== PROBLEM DETAILS ==
Among the entries, which lines carry the string "photo"? Copy each of them.

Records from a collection
————————

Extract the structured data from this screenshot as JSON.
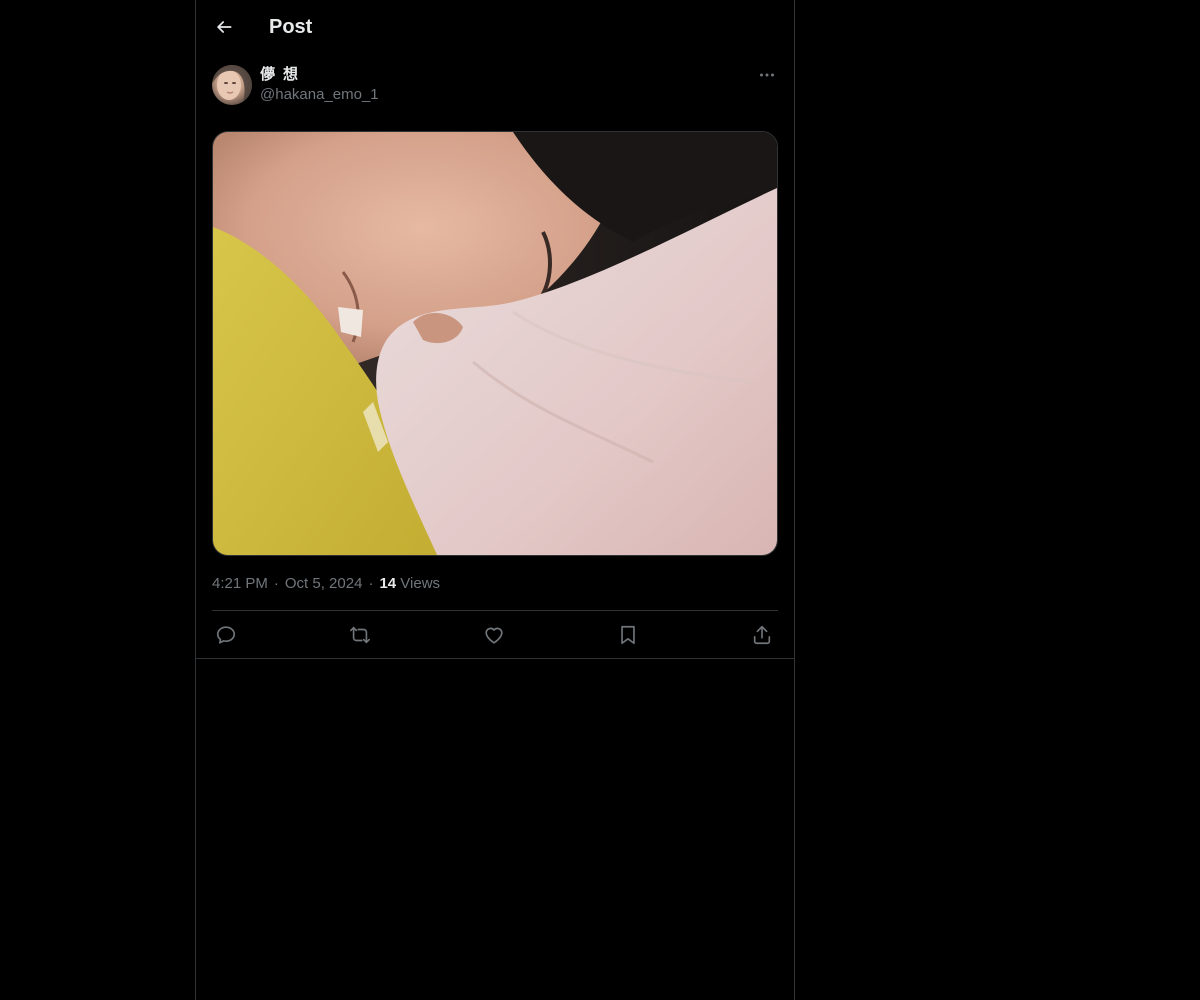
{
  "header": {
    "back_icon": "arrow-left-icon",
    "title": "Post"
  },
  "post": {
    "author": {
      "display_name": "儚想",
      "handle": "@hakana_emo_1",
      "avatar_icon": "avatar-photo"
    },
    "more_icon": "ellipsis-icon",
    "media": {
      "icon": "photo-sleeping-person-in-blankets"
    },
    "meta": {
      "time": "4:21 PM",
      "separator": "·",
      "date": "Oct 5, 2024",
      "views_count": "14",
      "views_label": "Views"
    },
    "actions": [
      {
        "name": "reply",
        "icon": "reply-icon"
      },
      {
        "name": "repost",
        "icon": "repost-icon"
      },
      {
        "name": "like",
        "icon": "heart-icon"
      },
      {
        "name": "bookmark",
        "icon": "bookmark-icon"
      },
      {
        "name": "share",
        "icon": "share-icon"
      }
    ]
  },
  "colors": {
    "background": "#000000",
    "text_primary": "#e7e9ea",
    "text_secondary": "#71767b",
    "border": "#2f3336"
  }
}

————————

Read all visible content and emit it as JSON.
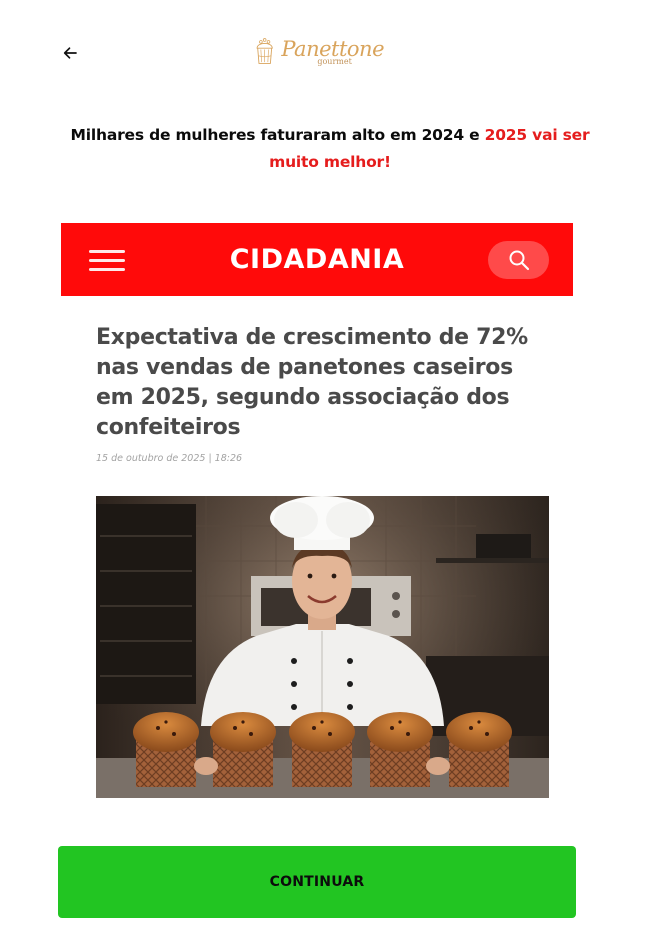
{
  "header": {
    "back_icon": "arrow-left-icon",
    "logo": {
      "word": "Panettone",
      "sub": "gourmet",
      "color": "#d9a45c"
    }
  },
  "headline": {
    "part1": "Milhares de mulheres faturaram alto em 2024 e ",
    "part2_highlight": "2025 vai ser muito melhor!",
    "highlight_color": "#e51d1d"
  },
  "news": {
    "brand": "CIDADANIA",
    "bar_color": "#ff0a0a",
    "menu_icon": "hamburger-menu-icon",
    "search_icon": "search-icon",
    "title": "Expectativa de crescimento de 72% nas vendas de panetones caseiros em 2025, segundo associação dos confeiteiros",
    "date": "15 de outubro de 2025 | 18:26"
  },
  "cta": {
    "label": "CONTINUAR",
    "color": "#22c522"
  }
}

————————

== THE RESULT ==
      "avatar_icon": "avatar-photo"
      "icon": "photo-sleeping-person-in-blankets"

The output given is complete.